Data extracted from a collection

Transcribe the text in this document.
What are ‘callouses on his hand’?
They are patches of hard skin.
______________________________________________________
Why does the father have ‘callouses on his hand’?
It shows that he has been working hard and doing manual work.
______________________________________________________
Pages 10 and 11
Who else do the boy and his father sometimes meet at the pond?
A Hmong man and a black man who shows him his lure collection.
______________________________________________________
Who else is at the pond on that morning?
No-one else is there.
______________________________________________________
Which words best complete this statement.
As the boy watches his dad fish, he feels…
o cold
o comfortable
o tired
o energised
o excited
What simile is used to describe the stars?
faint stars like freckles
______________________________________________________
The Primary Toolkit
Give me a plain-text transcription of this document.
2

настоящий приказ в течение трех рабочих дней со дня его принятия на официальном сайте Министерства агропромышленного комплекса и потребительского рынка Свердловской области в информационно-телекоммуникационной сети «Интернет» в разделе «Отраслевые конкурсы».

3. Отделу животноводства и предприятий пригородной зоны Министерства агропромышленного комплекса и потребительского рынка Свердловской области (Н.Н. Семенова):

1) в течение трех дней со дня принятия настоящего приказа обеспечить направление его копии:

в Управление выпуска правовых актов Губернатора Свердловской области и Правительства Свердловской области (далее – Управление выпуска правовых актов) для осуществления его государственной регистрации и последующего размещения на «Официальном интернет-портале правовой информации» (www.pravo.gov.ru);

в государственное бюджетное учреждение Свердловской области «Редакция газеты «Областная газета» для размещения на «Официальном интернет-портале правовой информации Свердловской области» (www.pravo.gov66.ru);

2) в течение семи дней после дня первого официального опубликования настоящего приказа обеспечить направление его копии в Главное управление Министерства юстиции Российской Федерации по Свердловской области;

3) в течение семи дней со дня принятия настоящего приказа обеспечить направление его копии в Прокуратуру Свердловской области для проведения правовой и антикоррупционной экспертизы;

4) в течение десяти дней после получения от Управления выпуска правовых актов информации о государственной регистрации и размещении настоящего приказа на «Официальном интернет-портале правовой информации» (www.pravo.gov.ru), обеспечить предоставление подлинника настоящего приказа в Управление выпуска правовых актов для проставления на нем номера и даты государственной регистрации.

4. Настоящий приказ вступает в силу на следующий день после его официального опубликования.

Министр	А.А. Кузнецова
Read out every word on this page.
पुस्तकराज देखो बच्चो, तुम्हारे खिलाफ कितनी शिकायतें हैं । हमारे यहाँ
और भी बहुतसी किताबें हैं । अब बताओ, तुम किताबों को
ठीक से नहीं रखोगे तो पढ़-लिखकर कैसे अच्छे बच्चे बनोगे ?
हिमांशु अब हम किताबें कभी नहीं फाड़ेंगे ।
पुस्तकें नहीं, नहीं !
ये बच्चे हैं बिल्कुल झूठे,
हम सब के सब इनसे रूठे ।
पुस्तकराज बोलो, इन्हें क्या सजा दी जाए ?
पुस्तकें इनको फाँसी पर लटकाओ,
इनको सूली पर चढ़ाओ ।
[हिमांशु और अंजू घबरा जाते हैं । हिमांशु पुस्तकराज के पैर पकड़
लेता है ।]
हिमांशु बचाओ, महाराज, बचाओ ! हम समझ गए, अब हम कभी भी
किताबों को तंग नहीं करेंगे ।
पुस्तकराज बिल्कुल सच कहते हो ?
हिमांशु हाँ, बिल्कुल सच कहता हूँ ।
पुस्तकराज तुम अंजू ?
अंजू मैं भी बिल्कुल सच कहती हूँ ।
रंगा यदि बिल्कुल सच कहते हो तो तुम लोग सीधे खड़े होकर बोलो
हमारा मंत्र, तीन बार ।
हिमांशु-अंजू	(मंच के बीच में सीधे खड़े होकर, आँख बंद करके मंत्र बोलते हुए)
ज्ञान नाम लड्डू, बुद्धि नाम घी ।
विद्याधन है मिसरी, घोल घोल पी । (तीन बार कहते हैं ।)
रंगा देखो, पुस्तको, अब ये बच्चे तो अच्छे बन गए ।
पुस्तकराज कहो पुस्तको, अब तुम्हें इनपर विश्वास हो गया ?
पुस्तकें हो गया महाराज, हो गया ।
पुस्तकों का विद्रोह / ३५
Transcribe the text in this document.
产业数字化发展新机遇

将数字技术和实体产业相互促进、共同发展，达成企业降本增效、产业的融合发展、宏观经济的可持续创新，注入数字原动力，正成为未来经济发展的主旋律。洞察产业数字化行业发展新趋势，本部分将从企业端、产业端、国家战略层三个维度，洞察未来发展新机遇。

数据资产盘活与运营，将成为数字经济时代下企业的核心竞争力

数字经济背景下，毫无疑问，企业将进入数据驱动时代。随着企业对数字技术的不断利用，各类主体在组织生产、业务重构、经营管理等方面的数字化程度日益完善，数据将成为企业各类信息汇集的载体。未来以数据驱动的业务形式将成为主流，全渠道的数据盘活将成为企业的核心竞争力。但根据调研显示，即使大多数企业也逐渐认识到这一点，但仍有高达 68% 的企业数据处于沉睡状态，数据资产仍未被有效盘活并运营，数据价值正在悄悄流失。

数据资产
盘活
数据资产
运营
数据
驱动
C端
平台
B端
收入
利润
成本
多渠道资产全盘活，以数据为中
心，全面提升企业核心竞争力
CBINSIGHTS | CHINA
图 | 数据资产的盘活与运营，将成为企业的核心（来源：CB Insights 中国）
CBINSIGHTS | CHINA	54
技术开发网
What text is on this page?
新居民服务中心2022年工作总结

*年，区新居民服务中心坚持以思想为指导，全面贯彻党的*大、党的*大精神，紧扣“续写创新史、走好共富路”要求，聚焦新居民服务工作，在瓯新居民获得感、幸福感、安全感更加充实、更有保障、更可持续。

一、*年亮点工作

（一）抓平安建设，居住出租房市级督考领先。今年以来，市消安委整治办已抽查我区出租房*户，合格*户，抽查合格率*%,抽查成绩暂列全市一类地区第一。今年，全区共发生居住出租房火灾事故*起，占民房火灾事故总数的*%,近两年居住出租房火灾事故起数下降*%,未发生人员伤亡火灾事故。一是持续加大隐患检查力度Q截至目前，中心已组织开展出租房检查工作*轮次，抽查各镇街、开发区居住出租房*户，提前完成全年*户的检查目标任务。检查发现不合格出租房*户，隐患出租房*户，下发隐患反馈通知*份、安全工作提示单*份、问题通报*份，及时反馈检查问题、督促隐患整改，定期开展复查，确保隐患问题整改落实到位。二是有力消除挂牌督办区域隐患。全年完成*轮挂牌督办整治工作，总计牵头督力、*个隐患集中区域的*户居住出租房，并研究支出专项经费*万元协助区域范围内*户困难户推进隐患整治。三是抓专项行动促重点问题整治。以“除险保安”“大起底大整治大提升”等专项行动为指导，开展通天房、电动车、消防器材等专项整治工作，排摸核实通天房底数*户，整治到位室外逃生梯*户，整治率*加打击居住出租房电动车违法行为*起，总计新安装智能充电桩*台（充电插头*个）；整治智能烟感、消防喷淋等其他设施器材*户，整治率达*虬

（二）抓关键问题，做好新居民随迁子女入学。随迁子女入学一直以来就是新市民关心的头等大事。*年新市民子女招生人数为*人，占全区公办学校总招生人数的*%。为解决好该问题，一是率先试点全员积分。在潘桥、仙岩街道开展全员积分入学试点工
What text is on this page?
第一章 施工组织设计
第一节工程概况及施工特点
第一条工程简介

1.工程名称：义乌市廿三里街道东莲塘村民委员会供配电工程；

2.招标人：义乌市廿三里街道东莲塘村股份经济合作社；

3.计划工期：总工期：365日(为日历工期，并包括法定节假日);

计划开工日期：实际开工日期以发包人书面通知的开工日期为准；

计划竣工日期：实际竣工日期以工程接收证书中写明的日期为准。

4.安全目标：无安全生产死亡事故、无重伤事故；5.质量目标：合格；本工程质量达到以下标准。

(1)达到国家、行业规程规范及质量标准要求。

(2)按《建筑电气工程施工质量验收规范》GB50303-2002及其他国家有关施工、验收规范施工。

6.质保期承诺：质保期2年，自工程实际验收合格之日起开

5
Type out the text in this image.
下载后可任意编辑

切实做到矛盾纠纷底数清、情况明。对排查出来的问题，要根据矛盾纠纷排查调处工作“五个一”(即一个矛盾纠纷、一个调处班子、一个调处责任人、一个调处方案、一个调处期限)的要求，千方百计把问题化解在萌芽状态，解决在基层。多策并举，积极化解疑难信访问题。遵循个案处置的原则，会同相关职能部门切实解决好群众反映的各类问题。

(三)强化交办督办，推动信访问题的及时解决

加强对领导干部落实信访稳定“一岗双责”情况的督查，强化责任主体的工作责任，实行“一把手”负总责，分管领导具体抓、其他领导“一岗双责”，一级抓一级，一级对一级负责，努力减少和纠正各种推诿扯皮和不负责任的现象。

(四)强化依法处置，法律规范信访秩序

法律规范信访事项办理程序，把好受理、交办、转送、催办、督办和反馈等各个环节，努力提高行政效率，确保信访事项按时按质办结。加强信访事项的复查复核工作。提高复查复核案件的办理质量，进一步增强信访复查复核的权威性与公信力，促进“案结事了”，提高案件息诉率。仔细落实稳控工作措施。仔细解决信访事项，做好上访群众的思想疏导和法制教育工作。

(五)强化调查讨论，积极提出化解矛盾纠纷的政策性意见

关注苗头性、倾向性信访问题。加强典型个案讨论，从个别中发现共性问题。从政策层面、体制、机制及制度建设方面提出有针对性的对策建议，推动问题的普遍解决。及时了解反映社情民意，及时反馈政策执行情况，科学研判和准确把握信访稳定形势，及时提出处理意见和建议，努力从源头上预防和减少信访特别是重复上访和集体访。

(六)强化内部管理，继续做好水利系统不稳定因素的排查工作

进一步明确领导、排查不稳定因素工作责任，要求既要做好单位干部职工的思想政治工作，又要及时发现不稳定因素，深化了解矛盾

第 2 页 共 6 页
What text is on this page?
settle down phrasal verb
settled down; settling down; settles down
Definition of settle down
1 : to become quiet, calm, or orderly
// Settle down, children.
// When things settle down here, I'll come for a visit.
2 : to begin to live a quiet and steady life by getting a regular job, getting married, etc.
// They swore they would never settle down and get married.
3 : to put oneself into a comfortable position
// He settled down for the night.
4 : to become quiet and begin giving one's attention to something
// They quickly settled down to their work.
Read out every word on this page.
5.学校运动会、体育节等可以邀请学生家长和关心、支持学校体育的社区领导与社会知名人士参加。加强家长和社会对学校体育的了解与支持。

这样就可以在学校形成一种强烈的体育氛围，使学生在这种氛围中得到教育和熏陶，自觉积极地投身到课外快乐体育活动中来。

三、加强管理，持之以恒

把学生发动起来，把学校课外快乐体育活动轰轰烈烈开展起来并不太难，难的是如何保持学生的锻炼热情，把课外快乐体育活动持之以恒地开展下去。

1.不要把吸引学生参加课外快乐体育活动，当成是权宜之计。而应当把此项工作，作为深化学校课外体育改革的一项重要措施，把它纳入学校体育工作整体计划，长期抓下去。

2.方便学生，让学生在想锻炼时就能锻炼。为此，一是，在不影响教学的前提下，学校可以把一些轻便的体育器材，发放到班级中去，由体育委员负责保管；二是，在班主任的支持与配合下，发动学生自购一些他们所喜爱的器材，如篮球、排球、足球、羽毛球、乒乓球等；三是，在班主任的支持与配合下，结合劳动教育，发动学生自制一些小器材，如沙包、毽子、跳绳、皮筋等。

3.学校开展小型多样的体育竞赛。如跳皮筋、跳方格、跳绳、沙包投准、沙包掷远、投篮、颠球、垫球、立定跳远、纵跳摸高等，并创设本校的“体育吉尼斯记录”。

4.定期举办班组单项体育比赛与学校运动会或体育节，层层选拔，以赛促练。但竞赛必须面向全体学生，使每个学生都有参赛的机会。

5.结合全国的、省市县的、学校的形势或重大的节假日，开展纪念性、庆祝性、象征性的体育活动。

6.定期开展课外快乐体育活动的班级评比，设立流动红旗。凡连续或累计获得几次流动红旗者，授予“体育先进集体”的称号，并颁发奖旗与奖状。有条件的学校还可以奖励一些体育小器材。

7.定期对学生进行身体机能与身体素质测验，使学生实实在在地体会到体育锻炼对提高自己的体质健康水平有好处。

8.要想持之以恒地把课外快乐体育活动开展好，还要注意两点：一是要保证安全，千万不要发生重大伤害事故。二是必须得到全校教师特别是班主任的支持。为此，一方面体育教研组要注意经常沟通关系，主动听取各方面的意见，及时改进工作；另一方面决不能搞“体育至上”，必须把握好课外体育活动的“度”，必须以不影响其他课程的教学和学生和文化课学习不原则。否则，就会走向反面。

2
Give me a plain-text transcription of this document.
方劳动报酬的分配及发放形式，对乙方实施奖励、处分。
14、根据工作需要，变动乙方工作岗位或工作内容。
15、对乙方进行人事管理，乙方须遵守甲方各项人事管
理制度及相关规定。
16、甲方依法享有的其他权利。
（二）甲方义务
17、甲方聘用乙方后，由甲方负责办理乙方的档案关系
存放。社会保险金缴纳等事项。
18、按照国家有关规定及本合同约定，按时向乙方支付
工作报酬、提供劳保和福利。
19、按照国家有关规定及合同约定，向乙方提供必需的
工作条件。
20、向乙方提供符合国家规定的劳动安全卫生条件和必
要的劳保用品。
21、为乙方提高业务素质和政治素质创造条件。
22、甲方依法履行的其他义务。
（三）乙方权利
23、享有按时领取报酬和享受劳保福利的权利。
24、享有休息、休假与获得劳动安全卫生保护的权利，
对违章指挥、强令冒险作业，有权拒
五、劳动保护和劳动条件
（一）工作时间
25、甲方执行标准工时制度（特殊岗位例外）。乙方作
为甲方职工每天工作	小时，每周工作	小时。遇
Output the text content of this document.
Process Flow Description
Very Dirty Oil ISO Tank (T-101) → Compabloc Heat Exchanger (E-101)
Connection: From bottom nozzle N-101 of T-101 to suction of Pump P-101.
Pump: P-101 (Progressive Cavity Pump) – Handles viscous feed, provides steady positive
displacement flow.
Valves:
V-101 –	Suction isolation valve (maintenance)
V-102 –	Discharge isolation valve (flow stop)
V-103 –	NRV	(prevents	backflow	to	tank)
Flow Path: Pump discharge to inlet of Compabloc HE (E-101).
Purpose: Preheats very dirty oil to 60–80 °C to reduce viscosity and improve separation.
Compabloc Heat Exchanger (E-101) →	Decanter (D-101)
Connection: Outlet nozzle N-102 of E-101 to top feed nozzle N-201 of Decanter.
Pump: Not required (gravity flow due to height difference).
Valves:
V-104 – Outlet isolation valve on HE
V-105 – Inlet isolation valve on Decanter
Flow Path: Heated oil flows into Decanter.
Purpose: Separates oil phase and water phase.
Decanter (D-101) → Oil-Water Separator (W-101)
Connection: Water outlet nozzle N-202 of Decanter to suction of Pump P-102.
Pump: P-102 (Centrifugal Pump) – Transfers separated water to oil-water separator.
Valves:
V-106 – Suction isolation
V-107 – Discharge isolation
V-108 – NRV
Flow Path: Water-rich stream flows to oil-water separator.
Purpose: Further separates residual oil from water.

» **WRITTEN INSTRUCTION**:
Work out how many lines in the records above contain the word "married", and give only that number.

» **FULL OUTPUT**:
2